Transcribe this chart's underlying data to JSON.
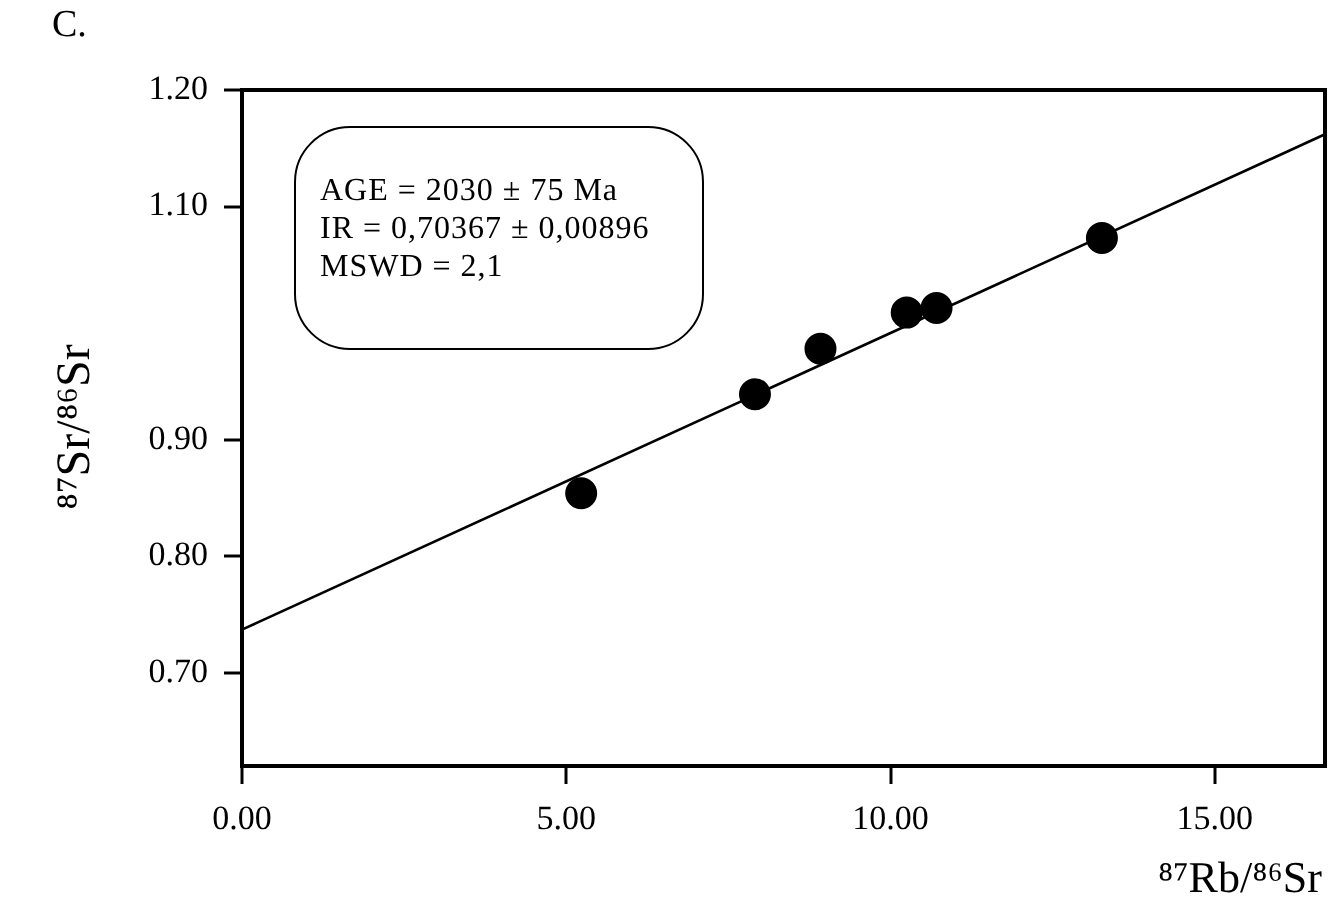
{
  "chart_data": {
    "type": "scatter",
    "title": "C.",
    "xlabel": "⁸⁷Rb/⁸⁶Sr",
    "ylabel": "⁸⁷Sr/⁸⁶Sr",
    "annotations": [
      "AGE = 2030 ± 75 Ma",
      "IR = 0,70367 ± 0,00896",
      "MSWD = 2,1"
    ],
    "series": [
      {
        "color": "#000000",
        "x": [
          5.23,
          7.91,
          8.92,
          10.25,
          10.71,
          13.26
        ],
        "values": [
          0.854,
          0.939,
          0.978,
          1.009,
          1.013,
          1.073
        ]
      },
      {
        "type": "line",
        "color": "#000000",
        "marker": "none",
        "x": [
          0,
          16.7
        ],
        "values": [
          0.737,
          1.162
        ]
      }
    ],
    "xlim": [
      0,
      16.7
    ],
    "xticks": [
      {
        "value": 0,
        "label": "0.00"
      },
      {
        "value": 5,
        "label": "5.00"
      },
      {
        "value": 10,
        "label": "10.00"
      },
      {
        "value": 15,
        "label": "15.00"
      }
    ],
    "ylim": [
      0.62,
      1.2
    ],
    "yticks": [
      {
        "value": 1.2,
        "label": "1.20"
      },
      {
        "value": 1.1,
        "label": "1.10"
      },
      {
        "value": 0.9,
        "label": "0.90"
      },
      {
        "value": 0.8,
        "label": "0.80"
      },
      {
        "value": 0.7,
        "label": "0.70"
      }
    ],
    "grid": false,
    "legend": false,
    "marker": "circle"
  }
}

------------

**EXERCISE GOAL**
Reproduce every entry exactly, but omit each picture.

**COMPLETED EXERCISE**
Transcribe this chart's underlying data to JSON.
{
  "chart_data": {
    "type": "scatter",
    "title": "C.",
    "xlabel": "⁸⁷Rb/⁸⁶Sr",
    "ylabel": "⁸⁷Sr/⁸⁶Sr",
    "annotations": [
      "AGE = 2030 ± 75 Ma",
      "IR = 0,70367 ± 0,00896",
      "MSWD = 2,1"
    ],
    "series": [
      {
        "color": "#000000",
        "x": [
          5.23,
          7.91,
          8.92,
          10.25,
          10.71,
          13.26
        ],
        "values": [
          0.854,
          0.939,
          0.978,
          1.009,
          1.013,
          1.073
        ]
      },
      {
        "type": "line",
        "color": "#000000",
        "marker": "none",
        "x": [
          0,
          16.7
        ],
        "values": [
          0.737,
          1.162
        ]
      }
    ],
    "xlim": [
      0,
      16.7
    ],
    "xticks": [
      {
        "value": 0,
        "label": "0.00"
      },
      {
        "value": 5,
        "label": "5.00"
      },
      {
        "value": 10,
        "label": "10.00"
      },
      {
        "value": 15,
        "label": "15.00"
      }
    ],
    "ylim": [
      0.62,
      1.2
    ],
    "yticks": [
      {
        "value": 1.2,
        "label": "1.20"
      },
      {
        "value": 1.1,
        "label": "1.10"
      },
      {
        "value": 0.9,
        "label": "0.90"
      },
      {
        "value": 0.8,
        "label": "0.80"
      },
      {
        "value": 0.7,
        "label": "0.70"
      }
    ],
    "grid": false,
    "legend": false,
    "marker": "circle"
  }
}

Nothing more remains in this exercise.